> SUPPLIED MATERIAL:

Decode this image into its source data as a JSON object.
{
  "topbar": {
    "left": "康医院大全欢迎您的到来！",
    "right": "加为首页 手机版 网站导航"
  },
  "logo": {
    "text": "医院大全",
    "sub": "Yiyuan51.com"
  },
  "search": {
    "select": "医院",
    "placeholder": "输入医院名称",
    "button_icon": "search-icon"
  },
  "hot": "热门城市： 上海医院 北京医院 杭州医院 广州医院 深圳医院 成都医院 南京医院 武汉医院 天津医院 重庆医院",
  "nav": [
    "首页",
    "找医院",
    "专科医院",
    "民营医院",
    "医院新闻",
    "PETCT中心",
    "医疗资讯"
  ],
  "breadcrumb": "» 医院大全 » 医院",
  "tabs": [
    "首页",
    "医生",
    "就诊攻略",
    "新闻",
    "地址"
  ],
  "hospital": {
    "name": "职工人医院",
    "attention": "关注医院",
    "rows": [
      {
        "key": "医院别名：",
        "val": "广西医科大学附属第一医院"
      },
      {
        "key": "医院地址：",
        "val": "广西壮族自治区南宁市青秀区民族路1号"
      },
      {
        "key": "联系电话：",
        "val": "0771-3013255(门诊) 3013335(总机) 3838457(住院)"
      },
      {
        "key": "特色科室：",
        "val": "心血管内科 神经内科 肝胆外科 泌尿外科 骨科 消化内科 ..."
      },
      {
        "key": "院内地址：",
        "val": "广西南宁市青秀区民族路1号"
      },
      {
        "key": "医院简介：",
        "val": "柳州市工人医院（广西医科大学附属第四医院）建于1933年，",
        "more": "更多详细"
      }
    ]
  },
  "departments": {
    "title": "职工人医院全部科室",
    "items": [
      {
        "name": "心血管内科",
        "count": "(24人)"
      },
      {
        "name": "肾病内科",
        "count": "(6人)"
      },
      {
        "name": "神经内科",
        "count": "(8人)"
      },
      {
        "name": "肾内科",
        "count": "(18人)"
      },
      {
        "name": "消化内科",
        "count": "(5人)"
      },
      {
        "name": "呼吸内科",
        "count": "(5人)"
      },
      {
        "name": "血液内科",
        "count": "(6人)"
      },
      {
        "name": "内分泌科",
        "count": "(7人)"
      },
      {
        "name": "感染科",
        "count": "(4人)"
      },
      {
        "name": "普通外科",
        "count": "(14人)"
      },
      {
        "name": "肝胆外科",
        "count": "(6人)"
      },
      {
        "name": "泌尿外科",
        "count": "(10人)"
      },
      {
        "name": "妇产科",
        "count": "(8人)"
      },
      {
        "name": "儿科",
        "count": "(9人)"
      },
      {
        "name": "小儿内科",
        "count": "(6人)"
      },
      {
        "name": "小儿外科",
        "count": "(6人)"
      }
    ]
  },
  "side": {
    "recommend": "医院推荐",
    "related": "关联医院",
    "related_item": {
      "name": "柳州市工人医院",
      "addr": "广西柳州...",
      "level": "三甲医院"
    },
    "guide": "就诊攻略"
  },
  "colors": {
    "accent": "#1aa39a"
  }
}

> WRITTEN TASK: In the lines above, locate the string "消化内科". Copy every line where it occurs.

> WRITTEN RESPONSE:
        "val": "心血管内科 神经内科 肝胆外科 泌尿外科 骨科 消化内科 ..."
        "name": "消化内科",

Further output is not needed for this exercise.